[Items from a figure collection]
+---+
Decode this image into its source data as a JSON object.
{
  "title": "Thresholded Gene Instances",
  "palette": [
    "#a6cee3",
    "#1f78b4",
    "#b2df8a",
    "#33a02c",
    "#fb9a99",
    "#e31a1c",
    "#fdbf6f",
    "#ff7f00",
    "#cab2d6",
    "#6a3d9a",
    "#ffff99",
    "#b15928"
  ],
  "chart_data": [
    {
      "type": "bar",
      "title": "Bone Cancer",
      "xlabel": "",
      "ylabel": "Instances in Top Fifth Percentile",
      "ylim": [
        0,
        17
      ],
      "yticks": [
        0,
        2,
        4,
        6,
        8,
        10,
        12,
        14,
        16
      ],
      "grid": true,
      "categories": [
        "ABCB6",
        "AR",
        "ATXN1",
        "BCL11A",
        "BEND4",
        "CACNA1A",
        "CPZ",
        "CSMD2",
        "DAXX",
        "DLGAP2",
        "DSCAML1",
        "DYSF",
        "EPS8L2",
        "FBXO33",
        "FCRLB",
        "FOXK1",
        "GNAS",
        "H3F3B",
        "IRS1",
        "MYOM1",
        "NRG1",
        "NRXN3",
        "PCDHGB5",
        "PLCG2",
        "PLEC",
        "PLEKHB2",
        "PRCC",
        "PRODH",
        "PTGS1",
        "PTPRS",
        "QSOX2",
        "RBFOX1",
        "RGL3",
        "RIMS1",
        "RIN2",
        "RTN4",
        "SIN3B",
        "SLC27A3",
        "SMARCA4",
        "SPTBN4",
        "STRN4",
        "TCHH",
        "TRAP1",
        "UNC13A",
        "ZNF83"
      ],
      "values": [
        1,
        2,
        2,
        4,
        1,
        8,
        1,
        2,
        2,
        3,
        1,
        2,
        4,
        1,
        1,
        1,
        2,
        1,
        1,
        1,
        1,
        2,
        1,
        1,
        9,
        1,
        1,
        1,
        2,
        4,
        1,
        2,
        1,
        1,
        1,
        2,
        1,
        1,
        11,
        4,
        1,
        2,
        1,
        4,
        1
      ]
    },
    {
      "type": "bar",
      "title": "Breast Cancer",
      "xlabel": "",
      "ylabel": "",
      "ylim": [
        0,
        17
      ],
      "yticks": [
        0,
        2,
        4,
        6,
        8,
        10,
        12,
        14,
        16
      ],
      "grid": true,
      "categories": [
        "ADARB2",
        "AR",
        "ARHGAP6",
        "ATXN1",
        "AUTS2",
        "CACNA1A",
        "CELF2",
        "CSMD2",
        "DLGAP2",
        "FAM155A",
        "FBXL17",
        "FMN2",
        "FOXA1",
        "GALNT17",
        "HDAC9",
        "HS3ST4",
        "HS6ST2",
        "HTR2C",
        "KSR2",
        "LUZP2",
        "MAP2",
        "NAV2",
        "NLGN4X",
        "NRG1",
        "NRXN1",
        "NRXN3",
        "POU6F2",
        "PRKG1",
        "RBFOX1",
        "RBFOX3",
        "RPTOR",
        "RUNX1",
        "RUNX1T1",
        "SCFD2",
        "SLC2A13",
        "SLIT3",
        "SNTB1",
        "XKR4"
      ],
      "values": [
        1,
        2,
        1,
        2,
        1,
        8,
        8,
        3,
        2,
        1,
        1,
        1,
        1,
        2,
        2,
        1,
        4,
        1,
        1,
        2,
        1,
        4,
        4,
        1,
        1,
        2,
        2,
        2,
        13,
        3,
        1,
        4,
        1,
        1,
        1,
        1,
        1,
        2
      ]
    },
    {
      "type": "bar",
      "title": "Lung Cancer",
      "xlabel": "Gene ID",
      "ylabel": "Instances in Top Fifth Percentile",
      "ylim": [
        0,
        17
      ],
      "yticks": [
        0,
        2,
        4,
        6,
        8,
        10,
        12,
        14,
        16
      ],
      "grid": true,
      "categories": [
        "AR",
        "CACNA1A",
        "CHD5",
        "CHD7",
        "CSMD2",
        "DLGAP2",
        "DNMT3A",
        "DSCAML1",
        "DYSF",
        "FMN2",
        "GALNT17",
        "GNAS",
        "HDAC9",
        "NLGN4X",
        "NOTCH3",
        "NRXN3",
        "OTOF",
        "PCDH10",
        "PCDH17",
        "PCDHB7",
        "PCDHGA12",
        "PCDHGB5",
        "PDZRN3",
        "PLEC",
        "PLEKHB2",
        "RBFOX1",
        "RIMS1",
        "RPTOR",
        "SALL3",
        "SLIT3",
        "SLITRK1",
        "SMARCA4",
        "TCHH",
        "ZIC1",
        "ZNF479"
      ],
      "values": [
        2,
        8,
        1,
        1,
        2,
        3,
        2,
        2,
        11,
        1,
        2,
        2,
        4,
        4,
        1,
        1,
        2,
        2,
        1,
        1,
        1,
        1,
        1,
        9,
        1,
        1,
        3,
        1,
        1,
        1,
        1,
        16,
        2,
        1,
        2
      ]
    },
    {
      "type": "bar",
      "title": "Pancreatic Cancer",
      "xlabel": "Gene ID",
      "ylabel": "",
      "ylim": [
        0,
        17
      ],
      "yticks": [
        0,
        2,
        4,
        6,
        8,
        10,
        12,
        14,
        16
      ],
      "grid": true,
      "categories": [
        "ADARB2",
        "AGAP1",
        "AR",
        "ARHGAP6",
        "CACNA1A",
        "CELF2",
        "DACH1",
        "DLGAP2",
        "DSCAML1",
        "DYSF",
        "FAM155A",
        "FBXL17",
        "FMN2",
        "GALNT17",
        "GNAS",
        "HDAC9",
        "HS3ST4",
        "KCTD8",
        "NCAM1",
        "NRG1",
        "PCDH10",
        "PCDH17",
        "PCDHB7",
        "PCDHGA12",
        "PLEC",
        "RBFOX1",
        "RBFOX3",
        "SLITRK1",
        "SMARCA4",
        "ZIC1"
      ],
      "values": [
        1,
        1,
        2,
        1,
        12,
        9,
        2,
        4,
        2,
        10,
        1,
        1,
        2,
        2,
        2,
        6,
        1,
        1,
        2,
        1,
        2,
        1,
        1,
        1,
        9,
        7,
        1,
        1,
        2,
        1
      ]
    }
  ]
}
+---+
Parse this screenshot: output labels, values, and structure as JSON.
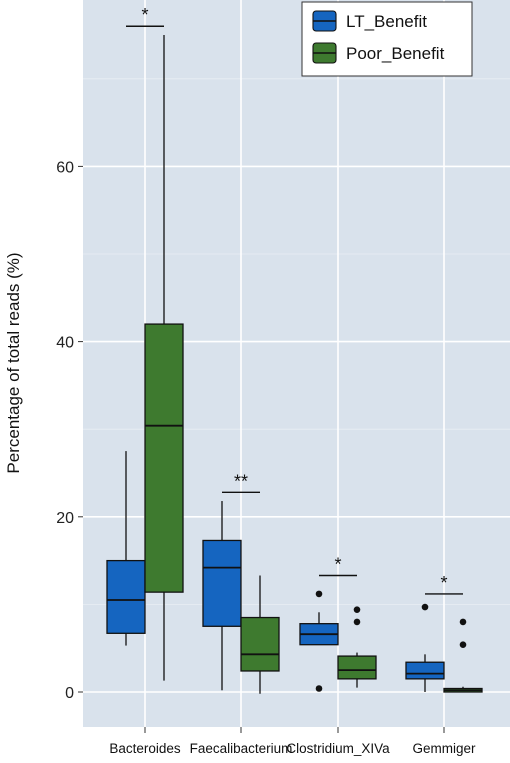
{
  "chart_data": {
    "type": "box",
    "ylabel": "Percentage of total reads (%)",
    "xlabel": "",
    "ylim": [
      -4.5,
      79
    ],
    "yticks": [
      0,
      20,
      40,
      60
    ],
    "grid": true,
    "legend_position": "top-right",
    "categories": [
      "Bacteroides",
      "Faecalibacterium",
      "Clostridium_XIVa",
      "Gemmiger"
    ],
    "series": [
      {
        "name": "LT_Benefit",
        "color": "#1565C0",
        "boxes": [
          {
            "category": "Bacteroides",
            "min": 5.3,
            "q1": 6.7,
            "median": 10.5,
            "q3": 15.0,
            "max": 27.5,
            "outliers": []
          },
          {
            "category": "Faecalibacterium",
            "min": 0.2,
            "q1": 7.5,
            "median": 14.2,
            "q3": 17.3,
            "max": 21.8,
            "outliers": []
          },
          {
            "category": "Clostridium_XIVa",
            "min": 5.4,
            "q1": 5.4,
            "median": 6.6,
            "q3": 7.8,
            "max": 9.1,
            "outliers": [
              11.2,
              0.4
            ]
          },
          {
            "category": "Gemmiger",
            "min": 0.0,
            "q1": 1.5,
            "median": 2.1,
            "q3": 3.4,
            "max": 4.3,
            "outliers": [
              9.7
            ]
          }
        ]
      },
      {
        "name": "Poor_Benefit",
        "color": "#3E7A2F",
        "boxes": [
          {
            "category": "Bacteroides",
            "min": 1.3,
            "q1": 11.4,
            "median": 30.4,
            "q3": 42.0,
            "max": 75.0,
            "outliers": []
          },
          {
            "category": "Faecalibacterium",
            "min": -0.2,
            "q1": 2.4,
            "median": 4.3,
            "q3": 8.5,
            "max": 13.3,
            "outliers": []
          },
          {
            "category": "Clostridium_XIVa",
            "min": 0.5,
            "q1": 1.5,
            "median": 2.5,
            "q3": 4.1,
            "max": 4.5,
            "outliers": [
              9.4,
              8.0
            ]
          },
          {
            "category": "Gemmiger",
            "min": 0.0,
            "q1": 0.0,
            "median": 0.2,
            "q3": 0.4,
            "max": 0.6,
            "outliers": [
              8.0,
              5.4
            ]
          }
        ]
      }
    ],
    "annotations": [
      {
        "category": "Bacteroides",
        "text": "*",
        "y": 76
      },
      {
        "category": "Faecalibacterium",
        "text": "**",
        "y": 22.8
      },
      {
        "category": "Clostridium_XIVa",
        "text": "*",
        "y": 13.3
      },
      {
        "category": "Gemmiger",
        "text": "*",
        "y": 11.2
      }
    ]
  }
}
+---+
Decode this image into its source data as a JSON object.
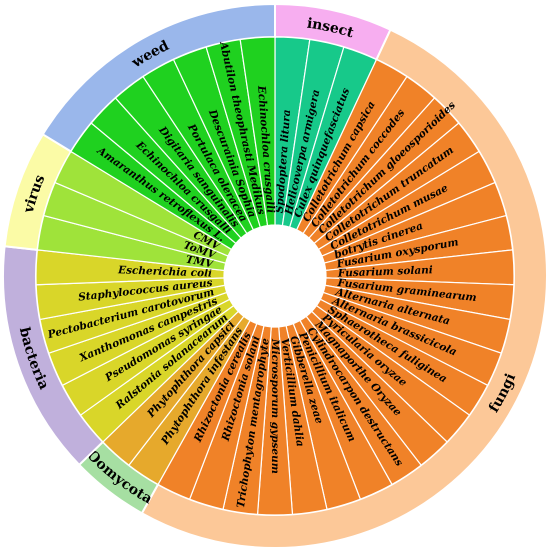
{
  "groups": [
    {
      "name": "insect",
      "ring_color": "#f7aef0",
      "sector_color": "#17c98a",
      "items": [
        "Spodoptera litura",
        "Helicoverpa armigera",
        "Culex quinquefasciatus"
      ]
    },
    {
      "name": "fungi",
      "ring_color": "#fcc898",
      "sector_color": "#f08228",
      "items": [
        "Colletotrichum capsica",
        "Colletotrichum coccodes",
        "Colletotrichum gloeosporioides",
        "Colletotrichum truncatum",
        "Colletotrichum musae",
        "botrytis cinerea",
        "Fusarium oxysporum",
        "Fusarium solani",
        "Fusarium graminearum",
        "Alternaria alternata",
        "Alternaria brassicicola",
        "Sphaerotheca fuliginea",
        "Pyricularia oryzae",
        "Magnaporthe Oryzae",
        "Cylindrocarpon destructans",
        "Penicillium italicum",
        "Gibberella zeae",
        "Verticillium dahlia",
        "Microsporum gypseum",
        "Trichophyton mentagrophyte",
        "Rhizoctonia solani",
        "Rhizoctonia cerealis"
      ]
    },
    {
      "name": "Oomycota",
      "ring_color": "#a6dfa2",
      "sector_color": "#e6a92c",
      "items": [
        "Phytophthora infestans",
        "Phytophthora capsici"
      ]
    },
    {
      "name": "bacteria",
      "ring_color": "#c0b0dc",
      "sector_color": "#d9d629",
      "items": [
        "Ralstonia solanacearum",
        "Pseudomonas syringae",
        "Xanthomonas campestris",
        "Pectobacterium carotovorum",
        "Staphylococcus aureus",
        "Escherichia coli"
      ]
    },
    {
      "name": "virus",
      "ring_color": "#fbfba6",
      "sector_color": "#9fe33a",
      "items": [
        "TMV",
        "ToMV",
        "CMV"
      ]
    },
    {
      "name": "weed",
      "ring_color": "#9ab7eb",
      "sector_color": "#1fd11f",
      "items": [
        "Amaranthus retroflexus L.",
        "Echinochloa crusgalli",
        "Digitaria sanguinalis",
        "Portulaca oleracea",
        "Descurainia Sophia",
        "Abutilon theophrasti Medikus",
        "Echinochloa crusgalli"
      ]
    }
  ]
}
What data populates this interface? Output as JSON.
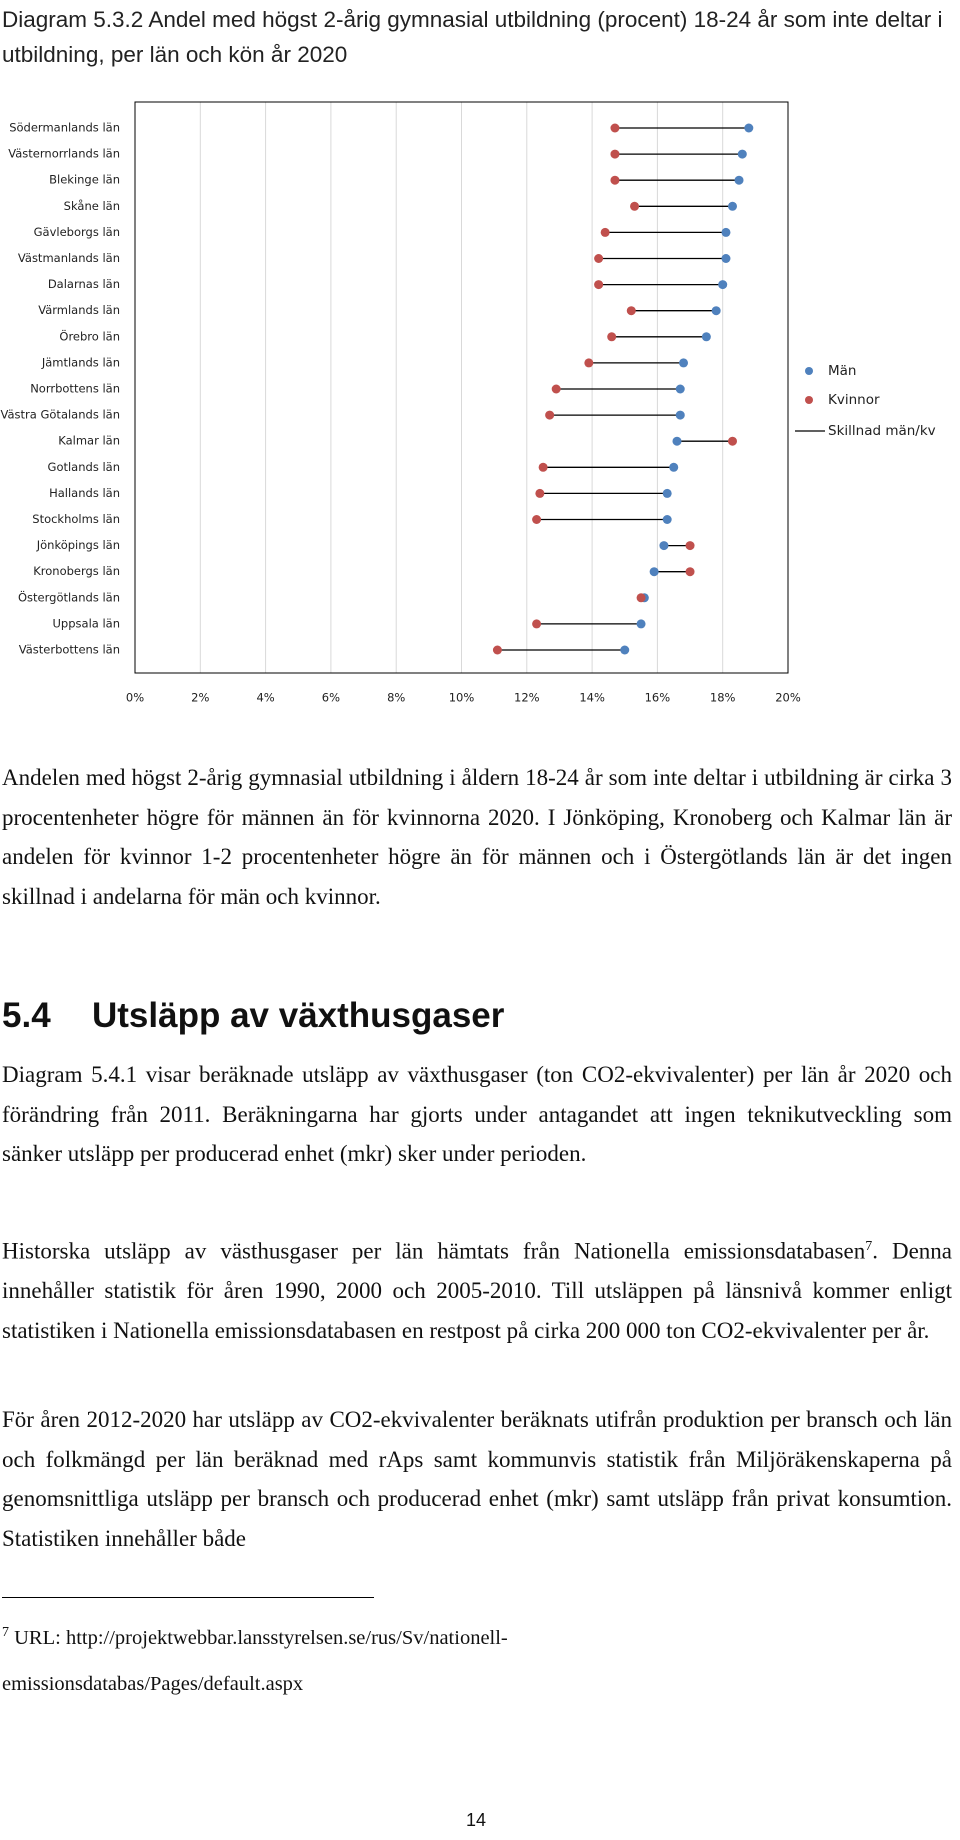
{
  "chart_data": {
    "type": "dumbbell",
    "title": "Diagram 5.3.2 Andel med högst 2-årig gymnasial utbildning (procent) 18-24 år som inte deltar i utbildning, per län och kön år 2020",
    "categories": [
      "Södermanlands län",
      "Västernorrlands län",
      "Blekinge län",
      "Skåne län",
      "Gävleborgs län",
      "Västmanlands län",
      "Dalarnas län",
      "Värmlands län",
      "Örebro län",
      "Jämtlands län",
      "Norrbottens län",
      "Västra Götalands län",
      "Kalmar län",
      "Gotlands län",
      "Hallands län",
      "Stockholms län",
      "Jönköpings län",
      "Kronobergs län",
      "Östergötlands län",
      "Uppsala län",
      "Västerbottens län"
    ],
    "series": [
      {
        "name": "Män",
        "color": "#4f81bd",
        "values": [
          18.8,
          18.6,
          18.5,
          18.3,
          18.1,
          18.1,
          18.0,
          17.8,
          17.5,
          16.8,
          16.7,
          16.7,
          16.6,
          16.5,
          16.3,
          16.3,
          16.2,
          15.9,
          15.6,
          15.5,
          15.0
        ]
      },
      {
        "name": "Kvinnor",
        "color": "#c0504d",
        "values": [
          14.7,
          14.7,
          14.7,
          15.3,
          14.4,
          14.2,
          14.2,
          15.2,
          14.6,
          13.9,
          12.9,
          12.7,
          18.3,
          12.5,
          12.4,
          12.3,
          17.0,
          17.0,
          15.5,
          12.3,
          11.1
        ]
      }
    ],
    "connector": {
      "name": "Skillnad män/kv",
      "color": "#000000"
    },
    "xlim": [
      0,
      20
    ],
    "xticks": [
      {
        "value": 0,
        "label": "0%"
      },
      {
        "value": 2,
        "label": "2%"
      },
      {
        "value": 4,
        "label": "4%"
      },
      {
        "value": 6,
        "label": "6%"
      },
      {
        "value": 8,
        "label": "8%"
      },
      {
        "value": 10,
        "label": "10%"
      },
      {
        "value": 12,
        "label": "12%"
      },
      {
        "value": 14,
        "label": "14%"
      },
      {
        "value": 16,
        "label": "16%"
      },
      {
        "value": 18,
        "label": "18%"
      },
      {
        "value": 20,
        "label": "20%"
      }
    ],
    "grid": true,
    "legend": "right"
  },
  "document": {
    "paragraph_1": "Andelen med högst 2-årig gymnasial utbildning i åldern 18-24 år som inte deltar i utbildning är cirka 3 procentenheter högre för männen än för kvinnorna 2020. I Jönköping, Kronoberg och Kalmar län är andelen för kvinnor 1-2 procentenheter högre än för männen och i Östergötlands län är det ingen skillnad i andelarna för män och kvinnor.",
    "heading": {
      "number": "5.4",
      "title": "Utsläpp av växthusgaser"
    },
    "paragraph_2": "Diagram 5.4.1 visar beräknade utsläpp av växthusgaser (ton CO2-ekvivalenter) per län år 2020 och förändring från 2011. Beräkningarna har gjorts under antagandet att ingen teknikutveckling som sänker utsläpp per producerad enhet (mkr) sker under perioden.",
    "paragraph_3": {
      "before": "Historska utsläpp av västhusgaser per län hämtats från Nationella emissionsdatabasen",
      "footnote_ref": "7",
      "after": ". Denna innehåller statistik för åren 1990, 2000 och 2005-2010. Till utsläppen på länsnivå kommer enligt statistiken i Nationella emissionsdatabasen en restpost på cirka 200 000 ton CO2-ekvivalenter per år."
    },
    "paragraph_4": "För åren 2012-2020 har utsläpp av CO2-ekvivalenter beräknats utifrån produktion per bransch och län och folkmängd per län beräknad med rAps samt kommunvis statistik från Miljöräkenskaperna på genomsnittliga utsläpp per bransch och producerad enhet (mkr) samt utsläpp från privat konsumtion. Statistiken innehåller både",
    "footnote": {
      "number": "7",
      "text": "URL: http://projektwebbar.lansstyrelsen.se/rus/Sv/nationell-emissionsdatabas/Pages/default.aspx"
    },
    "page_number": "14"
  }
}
+---+
WHAT TO WORK ON
Within the records above, each line containing "Diagram" is to be returned.

RESULT OF THE EXERCISE
    "title": "Diagram 5.3.2 Andel med högst 2-årig gymnasial utbildning (procent) 18-24 år som inte deltar i utbildning, per län och kön år 2020",
    "paragraph_2": "Diagram 5.4.1 visar beräknade utsläpp av växthusgaser (ton CO2-ekvivalenter) per län år 2020 och förändring från 2011. Beräkningarna har gjorts under antagandet att ingen teknikutveckling som sänker utsläpp per producerad enhet (mkr) sker under perioden.",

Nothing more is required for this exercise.